DIRECTIVE: Write out each line in which the string "name" is present.

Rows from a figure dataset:
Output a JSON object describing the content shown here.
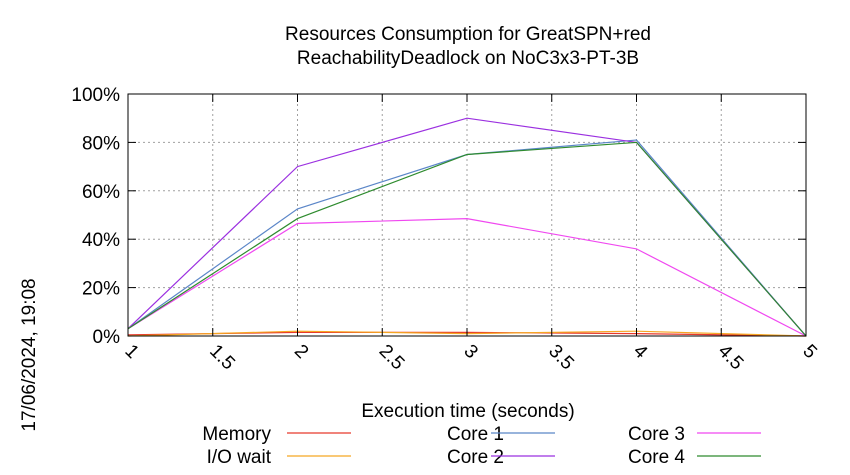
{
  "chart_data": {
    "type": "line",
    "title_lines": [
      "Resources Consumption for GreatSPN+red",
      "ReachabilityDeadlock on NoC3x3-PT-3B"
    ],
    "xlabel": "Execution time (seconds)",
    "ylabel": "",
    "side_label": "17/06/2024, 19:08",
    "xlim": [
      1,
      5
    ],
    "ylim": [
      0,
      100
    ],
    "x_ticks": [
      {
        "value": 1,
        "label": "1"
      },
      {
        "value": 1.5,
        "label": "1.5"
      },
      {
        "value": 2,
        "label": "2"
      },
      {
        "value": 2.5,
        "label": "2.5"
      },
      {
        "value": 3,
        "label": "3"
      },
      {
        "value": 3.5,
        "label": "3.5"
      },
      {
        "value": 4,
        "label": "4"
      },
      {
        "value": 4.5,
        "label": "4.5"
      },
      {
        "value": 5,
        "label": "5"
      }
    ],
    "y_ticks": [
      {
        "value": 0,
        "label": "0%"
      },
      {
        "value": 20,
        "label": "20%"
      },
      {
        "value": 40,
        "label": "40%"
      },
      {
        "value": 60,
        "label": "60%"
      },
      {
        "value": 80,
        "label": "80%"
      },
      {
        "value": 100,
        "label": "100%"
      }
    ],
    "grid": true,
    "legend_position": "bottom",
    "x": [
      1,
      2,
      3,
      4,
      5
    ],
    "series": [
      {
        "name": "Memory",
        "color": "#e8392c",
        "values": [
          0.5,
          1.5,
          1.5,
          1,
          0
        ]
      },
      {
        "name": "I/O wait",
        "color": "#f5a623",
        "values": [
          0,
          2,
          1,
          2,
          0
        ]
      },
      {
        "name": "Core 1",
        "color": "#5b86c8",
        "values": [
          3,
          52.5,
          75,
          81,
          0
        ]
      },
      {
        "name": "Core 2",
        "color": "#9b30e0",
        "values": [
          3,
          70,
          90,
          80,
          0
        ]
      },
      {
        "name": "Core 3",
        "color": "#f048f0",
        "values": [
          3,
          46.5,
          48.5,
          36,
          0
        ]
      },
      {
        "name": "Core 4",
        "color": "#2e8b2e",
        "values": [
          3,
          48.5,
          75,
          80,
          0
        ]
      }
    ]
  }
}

WRITTEN RESPONSE:
        "name": "Memory",
        "name": "I/O wait",
        "name": "Core 1",
        "name": "Core 2",
        "name": "Core 3",
        "name": "Core 4",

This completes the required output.